▶ **Data supplied**:
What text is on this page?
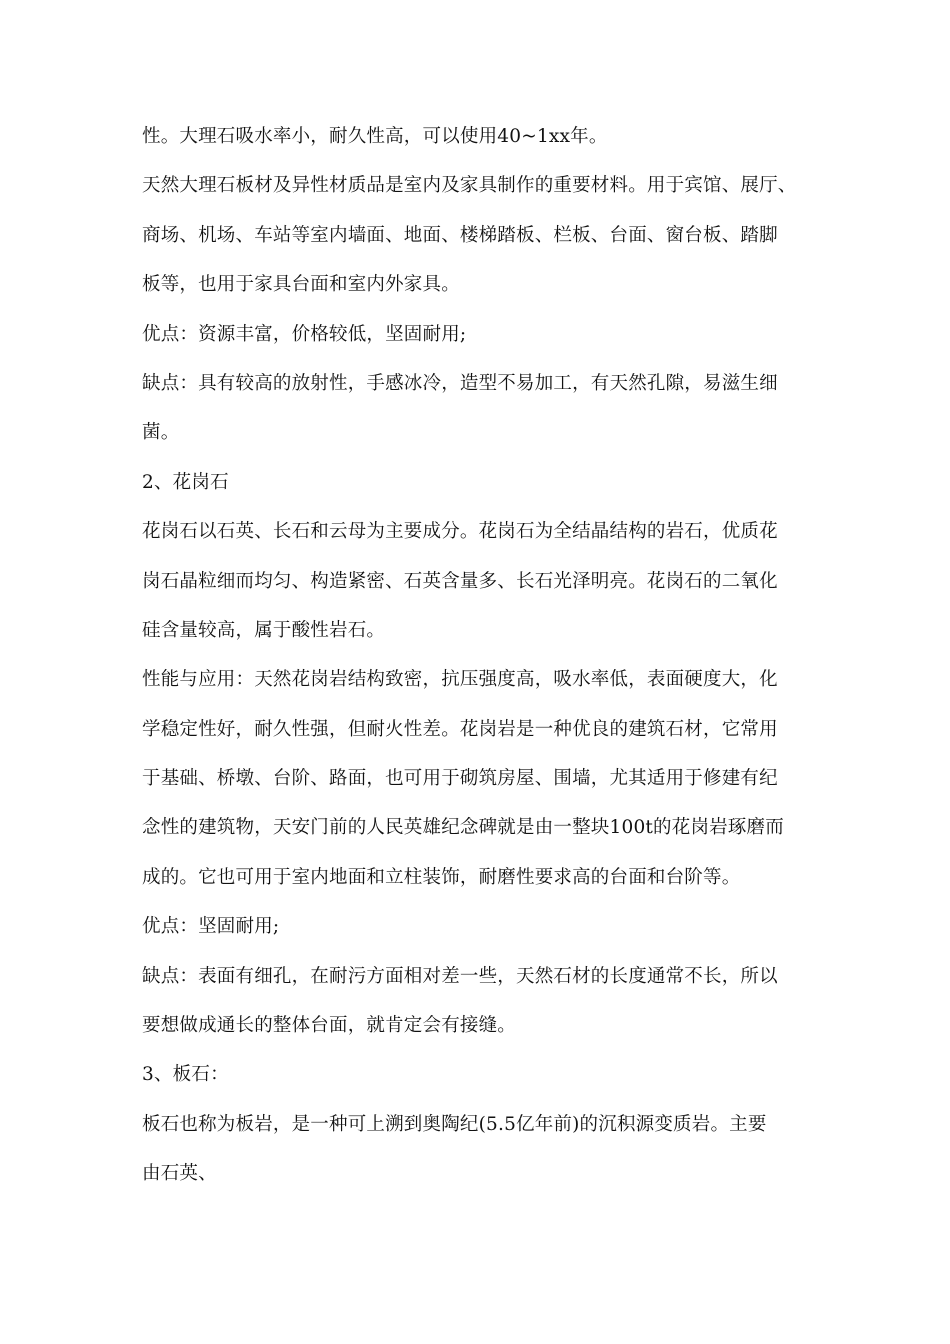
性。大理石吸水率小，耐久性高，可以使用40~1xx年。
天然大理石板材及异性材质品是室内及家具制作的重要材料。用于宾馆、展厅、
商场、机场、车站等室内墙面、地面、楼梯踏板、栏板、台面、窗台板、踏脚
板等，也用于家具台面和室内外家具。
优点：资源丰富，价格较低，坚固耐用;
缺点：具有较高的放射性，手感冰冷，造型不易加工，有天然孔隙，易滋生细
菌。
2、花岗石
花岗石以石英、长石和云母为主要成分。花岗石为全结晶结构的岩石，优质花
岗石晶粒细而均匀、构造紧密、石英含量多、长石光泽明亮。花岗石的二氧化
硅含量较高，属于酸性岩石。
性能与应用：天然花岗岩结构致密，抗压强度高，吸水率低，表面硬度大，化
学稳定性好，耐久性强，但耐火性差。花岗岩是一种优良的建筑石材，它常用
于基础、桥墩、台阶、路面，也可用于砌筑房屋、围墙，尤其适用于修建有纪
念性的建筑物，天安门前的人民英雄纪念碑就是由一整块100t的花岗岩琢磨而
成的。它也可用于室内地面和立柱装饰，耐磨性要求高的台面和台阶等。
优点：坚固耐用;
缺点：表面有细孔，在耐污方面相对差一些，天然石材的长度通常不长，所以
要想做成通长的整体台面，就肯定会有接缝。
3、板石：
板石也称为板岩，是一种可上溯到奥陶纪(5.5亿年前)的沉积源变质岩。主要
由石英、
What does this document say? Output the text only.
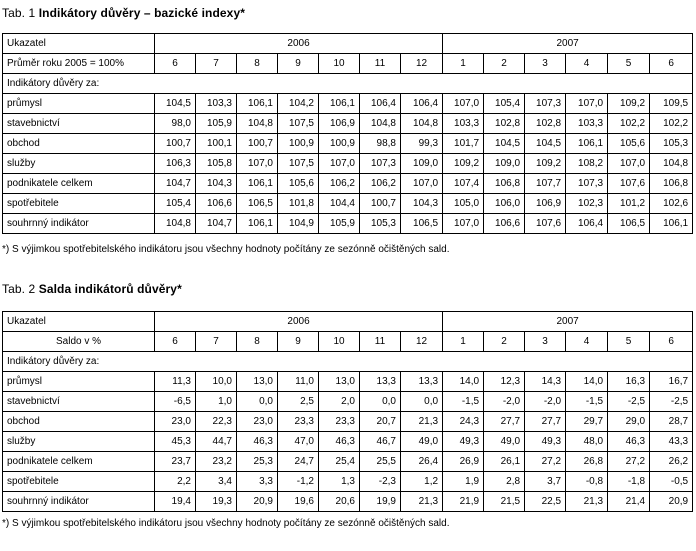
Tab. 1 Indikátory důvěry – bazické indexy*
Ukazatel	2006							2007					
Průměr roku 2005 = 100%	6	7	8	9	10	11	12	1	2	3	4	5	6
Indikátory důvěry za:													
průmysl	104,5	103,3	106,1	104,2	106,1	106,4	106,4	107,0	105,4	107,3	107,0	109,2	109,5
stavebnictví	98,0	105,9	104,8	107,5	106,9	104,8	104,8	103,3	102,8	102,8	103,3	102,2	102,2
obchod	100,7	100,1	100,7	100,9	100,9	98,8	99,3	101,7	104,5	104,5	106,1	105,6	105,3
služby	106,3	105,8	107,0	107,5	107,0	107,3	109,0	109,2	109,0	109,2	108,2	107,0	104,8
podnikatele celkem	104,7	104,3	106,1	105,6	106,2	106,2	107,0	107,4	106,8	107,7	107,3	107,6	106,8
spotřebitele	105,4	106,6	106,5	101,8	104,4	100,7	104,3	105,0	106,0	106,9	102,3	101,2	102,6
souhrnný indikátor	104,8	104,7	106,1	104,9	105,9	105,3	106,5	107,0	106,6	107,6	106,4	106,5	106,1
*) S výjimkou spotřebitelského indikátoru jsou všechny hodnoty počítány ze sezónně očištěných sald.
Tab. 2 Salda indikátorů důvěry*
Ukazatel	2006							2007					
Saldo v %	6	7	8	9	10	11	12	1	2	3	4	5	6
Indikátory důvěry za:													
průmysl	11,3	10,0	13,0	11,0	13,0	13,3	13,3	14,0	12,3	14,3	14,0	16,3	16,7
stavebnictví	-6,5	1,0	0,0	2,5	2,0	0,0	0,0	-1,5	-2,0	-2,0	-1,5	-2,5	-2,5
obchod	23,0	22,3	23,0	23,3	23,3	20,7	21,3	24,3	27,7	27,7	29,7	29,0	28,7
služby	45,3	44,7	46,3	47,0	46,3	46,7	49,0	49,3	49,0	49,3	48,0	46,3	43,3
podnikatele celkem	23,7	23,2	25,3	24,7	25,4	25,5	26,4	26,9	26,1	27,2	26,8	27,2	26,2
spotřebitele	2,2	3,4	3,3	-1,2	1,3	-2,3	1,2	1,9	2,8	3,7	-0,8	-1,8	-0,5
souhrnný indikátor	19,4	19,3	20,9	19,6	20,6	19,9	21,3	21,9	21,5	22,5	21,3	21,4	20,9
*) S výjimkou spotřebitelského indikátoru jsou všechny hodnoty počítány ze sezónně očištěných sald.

▶ **Goal**:
Which lines contain the word "What"? Copy each of them.

▶ **Finished task**:
What text is on this page?
What does this document say? Output the text only.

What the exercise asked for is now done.